— begin ENTRIES —

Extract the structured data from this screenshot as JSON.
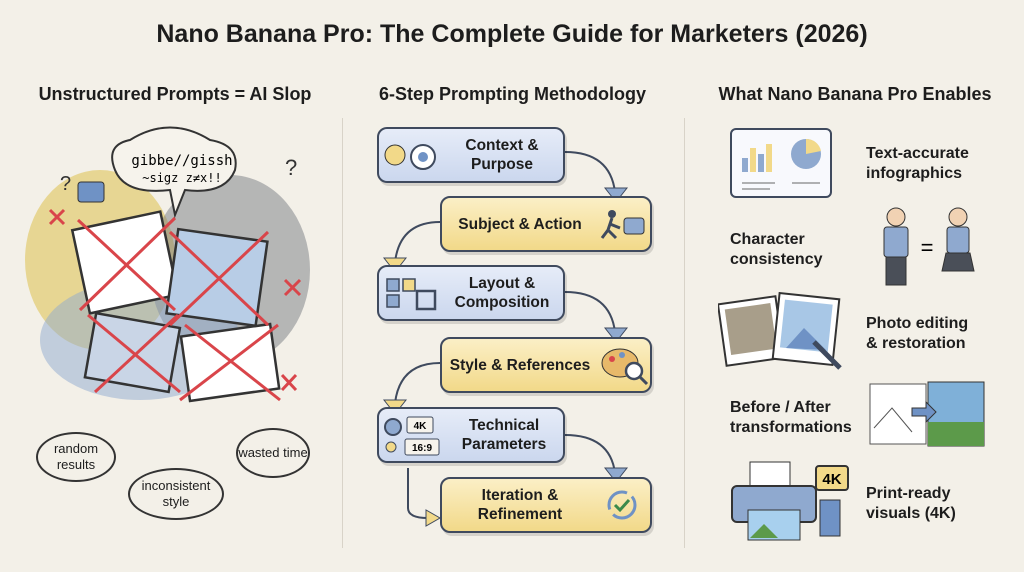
{
  "title": "Nano Banana Pro: The Complete Guide for Marketers (2026)",
  "left": {
    "heading": "Unstructured Prompts = AI Slop",
    "gibberish": "gibbe//gissh ~sigz z≠x!!",
    "bubbles": [
      "random results",
      "inconsistent style",
      "wasted time"
    ]
  },
  "middle": {
    "heading": "6-Step Prompting Methodology",
    "steps": [
      "Context & Purpose",
      "Subject & Action",
      "Layout & Composition",
      "Style & References",
      "Technical Parameters",
      "Iteration & Refinement"
    ],
    "badges": [
      "4K",
      "16:9"
    ]
  },
  "right": {
    "heading": "What Nano Banana Pro Enables",
    "features": [
      "Text-accurate infographics",
      "Character consistency",
      "Photo editing & restoration",
      "Before / After transformations",
      "Print-ready visuals (4K)"
    ],
    "badge": "4K",
    "equals": "="
  },
  "colors": {
    "bg": "#f3f0e8",
    "blue": "#cbd7ee",
    "yellow": "#f2d989",
    "red": "#d9454a",
    "ink": "#3f4a5e"
  }
}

— end ENTRIES —

Where a line holds the string "Banana", copy that line.

## SOLUTION TO THIS EXERCISE
  "title": "Nano Banana Pro: The Complete Guide for Marketers (2026)",
    "heading": "What Nano Banana Pro Enables",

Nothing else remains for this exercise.